DATA TO PROCESS start

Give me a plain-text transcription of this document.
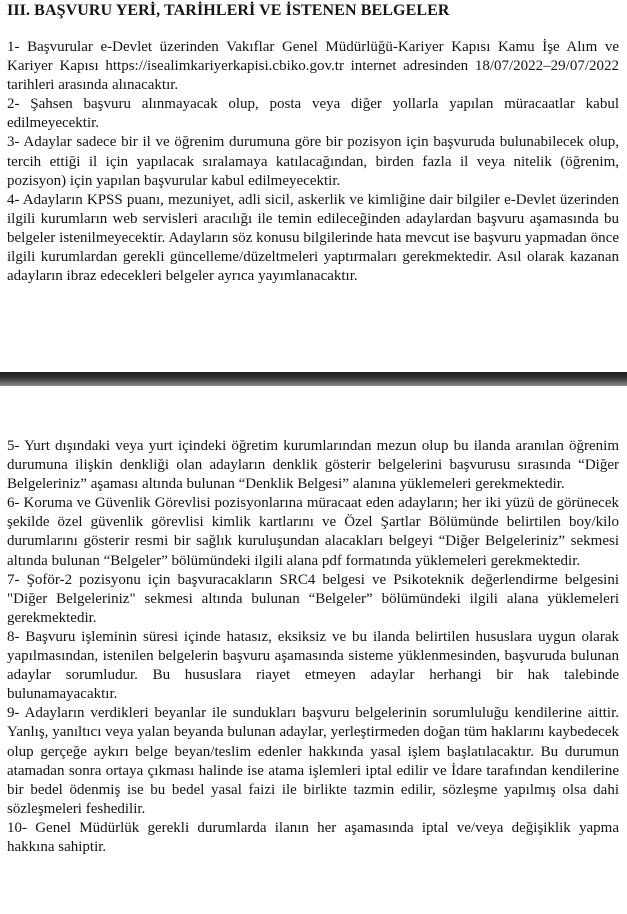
III. BAŞVURU YERİ, TARİHLERİ VE İSTENEN BELGELER

1- Başvurular e-Devlet üzerinden Vakıflar Genel Müdürlüğü-Kariyer Kapısı Kamu İşe Alım ve Kariyer Kapısı https://isealimkariyerkapisi.cbiko.gov.tr internet adresinden 18/07/2022–29/07/2022 tarihleri arasında alınacaktır.

2- Şahsen başvuru alınmayacak olup, posta veya diğer yollarla yapılan müracaatlar kabul edilmeyecektir.

3- Adaylar sadece bir il ve öğrenim durumuna göre bir pozisyon için başvuruda bulunabilecek olup, tercih ettiği il için yapılacak sıralamaya katılacağından, birden fazla il veya nitelik (öğrenim, pozisyon) için yapılan başvurular kabul edilmeyecektir.

4- Adayların KPSS puanı, mezuniyet, adli sicil, askerlik ve kimliğine dair bilgiler e-Devlet üzerinden ilgili kurumların web servisleri aracılığı ile temin edileceğinden adaylardan başvuru aşamasında bu belgeler istenilmeyecektir. Adayların söz konusu bilgilerinde hata mevcut ise başvuru yapmadan önce ilgili kurumlardan gerekli güncelleme/düzeltmeleri yaptırmaları gerekmektedir. Asıl olarak kazanan adayların ibraz edecekleri belgeler ayrıca yayımlanacaktır.

5- Yurt dışındaki veya yurt içindeki öğretim kurumlarından mezun olup bu ilanda aranılan öğrenim durumuna ilişkin denkliği olan adayların denklik gösterir belgelerini başvurusu sırasında “Diğer Belgeleriniz” aşaması altında bulunan “Denklik Belgesi” alanına yüklemeleri gerekmektedir.

6- Koruma ve Güvenlik Görevlisi pozisyonlarına müracaat eden adayların; her iki yüzü de görünecek şekilde özel güvenlik görevlisi kimlik kartlarını ve Özel Şartlar Bölümünde belirtilen boy/kilo durumlarını gösterir resmi bir sağlık kuruluşundan alacakları belgeyi “Diğer Belgeleriniz” sekmesi altında bulunan “Belgeler” bölümündeki ilgili alana pdf formatında yüklemeleri gerekmektedir.

7- Şoför-2 pozisyonu için başvuracakların SRC4 belgesi ve Psikoteknik değerlendirme belgesini "Diğer Belgeleriniz" sekmesi altında bulunan “Belgeler” bölümündeki ilgili alana yüklemeleri gerekmektedir.

8- Başvuru işleminin süresi içinde hatasız, eksiksiz ve bu ilanda belirtilen hususlara uygun olarak yapılmasından, istenilen belgelerin başvuru aşamasında sisteme yüklenmesinden, başvuruda bulunan adaylar sorumludur. Bu hususlara riayet etmeyen adaylar herhangi bir hak talebinde bulunamayacaktır.

9- Adayların verdikleri beyanlar ile sundukları başvuru belgelerinin sorumluluğu kendilerine aittir. Yanlış, yanıltıcı veya yalan beyanda bulunan adaylar, yerleştirmeden doğan tüm haklarını kaybedecek olup gerçeğe aykırı belge beyan/teslim edenler hakkında yasal işlem başlatılacaktır. Bu durumun atamadan sonra ortaya çıkması halinde ise atama işlemleri iptal edilir ve İdare tarafından kendilerine bir bedel ödenmiş ise bu bedel yasal faizi ile birlikte tazmin edilir, sözleşme yapılmış olsa dahi sözleşmeleri feshedilir.

10- Genel Müdürlük gerekli durumlarda ilanın her aşamasında iptal ve/veya değişiklik yapma hakkına sahiptir.
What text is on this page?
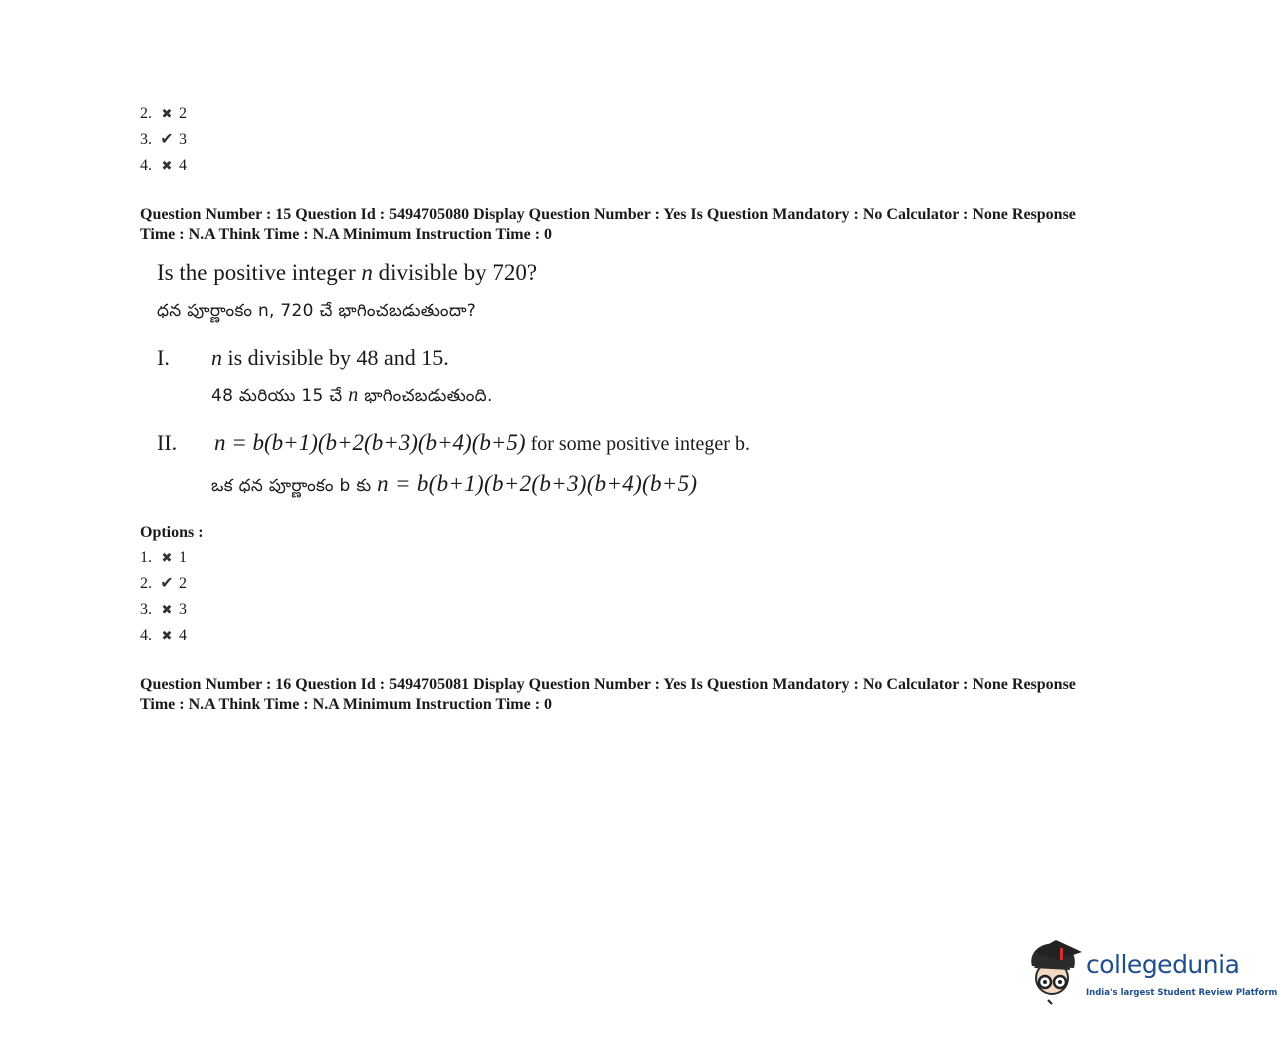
2. ✖ 2
3. ✔ 3
4. ✖ 4
Question Number : 15 Question Id : 5494705080 Display Question Number : Yes Is Question Mandatory : No Calculator : None Response
Time : N.A Think Time : N.A Minimum Instruction Time : 0
Is the positive integer n divisible by 720?
ధన పూర్ణాంకం n, 720 చే భాగించబడుతుందా?
I. n is divisible by 48 and 15.
48 మరియు 15 చే n భాగించబడుతుంది.
II. n = b(b+1)(b+2(b+3)(b+4)(b+5) for some positive integer b.
ఒక ధన పూర్ణాంకం b కు n = b(b+1)(b+2(b+3)(b+4)(b+5)
Options :
1. ✖ 1
2. ✔ 2
3. ✖ 3
4. ✖ 4
Question Number : 16 Question Id : 5494705081 Display Question Number : Yes Is Question Mandatory : No Calculator : None Response
Time : N.A Think Time : N.A Minimum Instruction Time : 0
collegedunia
India's largest Student Review Platform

DATA TO PROCESS end

Output the lines above in full and exactly as given, omitting any pictures.

Give me a plain-text transcription of this document.
III. BAŞVURU YERİ, TARİHLERİ VE İSTENEN BELGELER

1- Başvurular e-Devlet üzerinden Vakıflar Genel Müdürlüğü-Kariyer Kapısı Kamu İşe Alım ve Kariyer Kapısı https://isealimkariyerkapisi.cbiko.gov.tr internet adresinden 18/07/2022–29/07/2022 tarihleri arasında alınacaktır.

2- Şahsen başvuru alınmayacak olup, posta veya diğer yollarla yapılan müracaatlar kabul edilmeyecektir.

3- Adaylar sadece bir il ve öğrenim durumuna göre bir pozisyon için başvuruda bulunabilecek olup, tercih ettiği il için yapılacak sıralamaya katılacağından, birden fazla il veya nitelik (öğrenim, pozisyon) için yapılan başvurular kabul edilmeyecektir.

4- Adayların KPSS puanı, mezuniyet, adli sicil, askerlik ve kimliğine dair bilgiler e-Devlet üzerinden ilgili kurumların web servisleri aracılığı ile temin edileceğinden adaylardan başvuru aşamasında bu belgeler istenilmeyecektir. Adayların söz konusu bilgilerinde hata mevcut ise başvuru yapmadan önce ilgili kurumlardan gerekli güncelleme/düzeltmeleri yaptırmaları gerekmektedir. Asıl olarak kazanan adayların ibraz edecekleri belgeler ayrıca yayımlanacaktır.

5- Yurt dışındaki veya yurt içindeki öğretim kurumlarından mezun olup bu ilanda aranılan öğrenim durumuna ilişkin denkliği olan adayların denklik gösterir belgelerini başvurusu sırasında “Diğer Belgeleriniz” aşaması altında bulunan “Denklik Belgesi” alanına yüklemeleri gerekmektedir.

6- Koruma ve Güvenlik Görevlisi pozisyonlarına müracaat eden adayların; her iki yüzü de görünecek şekilde özel güvenlik görevlisi kimlik kartlarını ve Özel Şartlar Bölümünde belirtilen boy/kilo durumlarını gösterir resmi bir sağlık kuruluşundan alacakları belgeyi “Diğer Belgeleriniz” sekmesi altında bulunan “Belgeler” bölümündeki ilgili alana pdf formatında yüklemeleri gerekmektedir.

7- Şoför-2 pozisyonu için başvuracakların SRC4 belgesi ve Psikoteknik değerlendirme belgesini "Diğer Belgeleriniz" sekmesi altında bulunan “Belgeler” bölümündeki ilgili alana yüklemeleri gerekmektedir.

8- Başvuru işleminin süresi içinde hatasız, eksiksiz ve bu ilanda belirtilen hususlara uygun olarak yapılmasından, istenilen belgelerin başvuru aşamasında sisteme yüklenmesinden, başvuruda bulunan adaylar sorumludur. Bu hususlara riayet etmeyen adaylar herhangi bir hak talebinde bulunamayacaktır.

9- Adayların verdikleri beyanlar ile sundukları başvuru belgelerinin sorumluluğu kendilerine aittir. Yanlış, yanıltıcı veya yalan beyanda bulunan adaylar, yerleştirmeden doğan tüm haklarını kaybedecek olup gerçeğe aykırı belge beyan/teslim edenler hakkında yasal işlem başlatılacaktır. Bu durumun atamadan sonra ortaya çıkması halinde ise atama işlemleri iptal edilir ve İdare tarafından kendilerine bir bedel ödenmiş ise bu bedel yasal faizi ile birlikte tazmin edilir, sözleşme yapılmış olsa dahi sözleşmeleri feshedilir.

10- Genel Müdürlük gerekli durumlarda ilanın her aşamasında iptal ve/veya değişiklik yapma hakkına sahiptir.
What text is on this page?
2. ✖ 2
3. ✔ 3
4. ✖ 4
Question Number : 15 Question Id : 5494705080 Display Question Number : Yes Is Question Mandatory : No Calculator : None Response
Time : N.A Think Time : N.A Minimum Instruction Time : 0
Is the positive integer n divisible by 720?
ధన పూర్ణాంకం n, 720 చే భాగించబడుతుందా?
I. n is divisible by 48 and 15.
48 మరియు 15 చే n భాగించబడుతుంది.
II. n = b(b+1)(b+2(b+3)(b+4)(b+5) for some positive integer b.
ఒక ధన పూర్ణాంకం b కు n = b(b+1)(b+2(b+3)(b+4)(b+5)
Options :
1. ✖ 1
2. ✔ 2
3. ✖ 3
4. ✖ 4
Question Number : 16 Question Id : 5494705081 Display Question Number : Yes Is Question Mandatory : No Calculator : None Response
Time : N.A Think Time : N.A Minimum Instruction Time : 0
collegedunia
India's largest Student Review Platform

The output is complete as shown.